Required task: Show all lines holding "image".

....

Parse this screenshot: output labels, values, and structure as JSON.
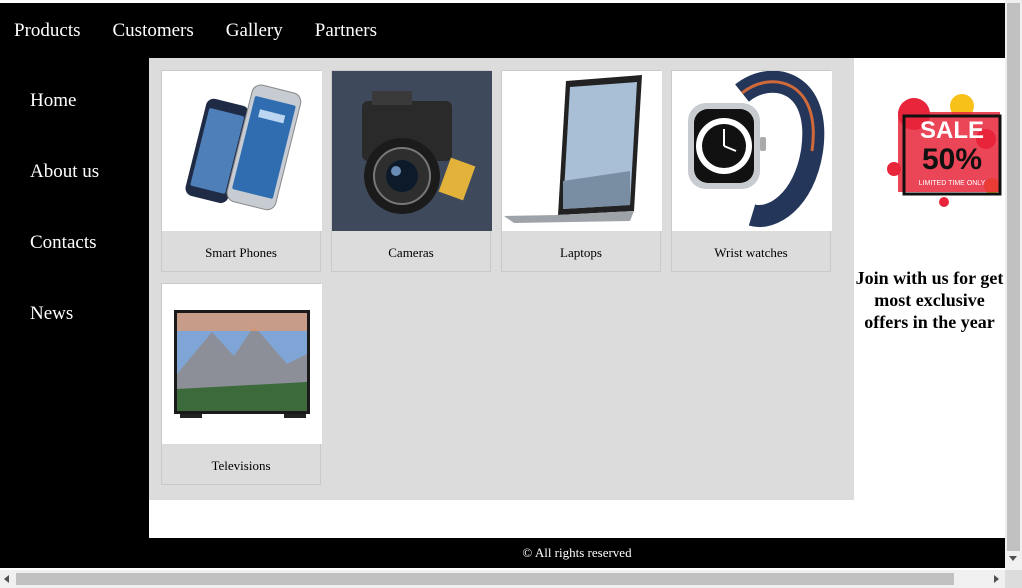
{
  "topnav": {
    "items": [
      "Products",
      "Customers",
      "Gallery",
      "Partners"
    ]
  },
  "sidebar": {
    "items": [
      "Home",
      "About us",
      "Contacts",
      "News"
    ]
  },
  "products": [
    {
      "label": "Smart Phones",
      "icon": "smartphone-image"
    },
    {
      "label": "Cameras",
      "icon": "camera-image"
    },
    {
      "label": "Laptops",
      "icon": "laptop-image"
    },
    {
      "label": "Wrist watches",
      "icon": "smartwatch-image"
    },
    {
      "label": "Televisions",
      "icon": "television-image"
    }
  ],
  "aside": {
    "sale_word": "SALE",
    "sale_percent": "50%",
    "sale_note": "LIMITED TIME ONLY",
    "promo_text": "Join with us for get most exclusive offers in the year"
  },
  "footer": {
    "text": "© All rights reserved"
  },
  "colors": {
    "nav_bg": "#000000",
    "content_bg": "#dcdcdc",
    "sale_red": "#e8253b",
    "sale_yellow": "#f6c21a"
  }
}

....

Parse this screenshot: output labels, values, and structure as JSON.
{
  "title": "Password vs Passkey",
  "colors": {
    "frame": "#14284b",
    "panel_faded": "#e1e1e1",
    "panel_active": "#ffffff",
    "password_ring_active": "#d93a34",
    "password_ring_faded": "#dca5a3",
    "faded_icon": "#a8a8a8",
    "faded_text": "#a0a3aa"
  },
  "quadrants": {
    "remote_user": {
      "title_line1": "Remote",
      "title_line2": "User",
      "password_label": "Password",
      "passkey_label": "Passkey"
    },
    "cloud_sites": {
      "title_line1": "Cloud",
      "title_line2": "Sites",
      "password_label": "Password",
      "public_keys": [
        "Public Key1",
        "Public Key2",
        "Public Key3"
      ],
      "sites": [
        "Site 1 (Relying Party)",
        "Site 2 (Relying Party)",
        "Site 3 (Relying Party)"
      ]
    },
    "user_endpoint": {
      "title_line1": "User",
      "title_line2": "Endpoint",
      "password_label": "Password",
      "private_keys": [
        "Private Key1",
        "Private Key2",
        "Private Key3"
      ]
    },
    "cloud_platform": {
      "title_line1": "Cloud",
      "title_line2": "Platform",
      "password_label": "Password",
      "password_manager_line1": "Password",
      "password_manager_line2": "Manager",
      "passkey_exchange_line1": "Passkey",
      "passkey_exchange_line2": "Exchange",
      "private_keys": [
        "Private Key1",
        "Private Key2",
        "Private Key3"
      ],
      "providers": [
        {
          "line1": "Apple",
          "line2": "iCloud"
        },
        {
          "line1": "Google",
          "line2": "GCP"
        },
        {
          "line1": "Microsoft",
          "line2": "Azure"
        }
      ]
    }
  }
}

....

Solved exercise:
      "icon": "smartphone-image"
      "icon": "camera-image"
      "icon": "laptop-image"
      "icon": "smartwatch-image"
      "icon": "television-image"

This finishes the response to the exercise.